--- RECORDS FOR THE EXERCISE ---

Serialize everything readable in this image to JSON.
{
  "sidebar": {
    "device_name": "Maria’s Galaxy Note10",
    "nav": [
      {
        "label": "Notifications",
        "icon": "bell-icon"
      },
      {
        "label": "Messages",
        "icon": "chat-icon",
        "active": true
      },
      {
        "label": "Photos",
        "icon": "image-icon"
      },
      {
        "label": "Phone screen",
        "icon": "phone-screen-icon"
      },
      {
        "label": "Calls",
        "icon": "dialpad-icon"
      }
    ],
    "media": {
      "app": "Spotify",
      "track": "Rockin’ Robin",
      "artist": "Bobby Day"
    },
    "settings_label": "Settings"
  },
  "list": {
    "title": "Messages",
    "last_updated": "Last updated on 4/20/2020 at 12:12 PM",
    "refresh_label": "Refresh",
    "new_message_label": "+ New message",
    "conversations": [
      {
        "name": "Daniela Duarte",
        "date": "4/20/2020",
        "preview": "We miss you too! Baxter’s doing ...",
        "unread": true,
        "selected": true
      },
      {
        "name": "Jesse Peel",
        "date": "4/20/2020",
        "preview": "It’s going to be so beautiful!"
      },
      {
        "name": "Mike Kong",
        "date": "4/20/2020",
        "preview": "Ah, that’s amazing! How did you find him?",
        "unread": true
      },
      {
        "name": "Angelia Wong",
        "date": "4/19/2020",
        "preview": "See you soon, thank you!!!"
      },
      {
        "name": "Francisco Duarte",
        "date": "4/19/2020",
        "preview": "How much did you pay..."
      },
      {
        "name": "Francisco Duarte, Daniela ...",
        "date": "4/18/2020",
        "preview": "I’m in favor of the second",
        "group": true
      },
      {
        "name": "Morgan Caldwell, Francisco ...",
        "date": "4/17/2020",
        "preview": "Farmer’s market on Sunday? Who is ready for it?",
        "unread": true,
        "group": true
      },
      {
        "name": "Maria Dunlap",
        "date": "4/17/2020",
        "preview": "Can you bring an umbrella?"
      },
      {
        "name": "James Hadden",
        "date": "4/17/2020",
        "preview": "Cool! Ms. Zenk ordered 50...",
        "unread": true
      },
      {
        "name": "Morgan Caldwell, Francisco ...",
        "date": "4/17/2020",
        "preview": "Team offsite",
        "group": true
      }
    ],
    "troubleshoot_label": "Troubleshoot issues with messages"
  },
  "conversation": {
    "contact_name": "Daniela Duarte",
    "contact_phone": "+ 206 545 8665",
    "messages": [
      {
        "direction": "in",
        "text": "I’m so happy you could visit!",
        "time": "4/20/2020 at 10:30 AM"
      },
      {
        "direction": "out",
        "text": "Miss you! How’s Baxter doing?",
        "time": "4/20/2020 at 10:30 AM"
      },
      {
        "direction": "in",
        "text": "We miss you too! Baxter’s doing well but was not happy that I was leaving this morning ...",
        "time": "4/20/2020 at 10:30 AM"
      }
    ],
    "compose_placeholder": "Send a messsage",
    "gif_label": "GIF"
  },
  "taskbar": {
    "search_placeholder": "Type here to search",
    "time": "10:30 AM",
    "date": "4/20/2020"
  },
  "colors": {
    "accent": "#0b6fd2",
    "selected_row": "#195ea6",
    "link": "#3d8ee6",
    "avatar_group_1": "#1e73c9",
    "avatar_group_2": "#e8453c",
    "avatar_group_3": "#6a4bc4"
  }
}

---

Collect every line above that contains the word "Francisco".

        "name": "Francisco Duarte",
        "name": "Francisco Duarte, Daniela ...",
        "name": "Morgan Caldwell, Francisco ...",
        "name": "Morgan Caldwell, Francisco ...",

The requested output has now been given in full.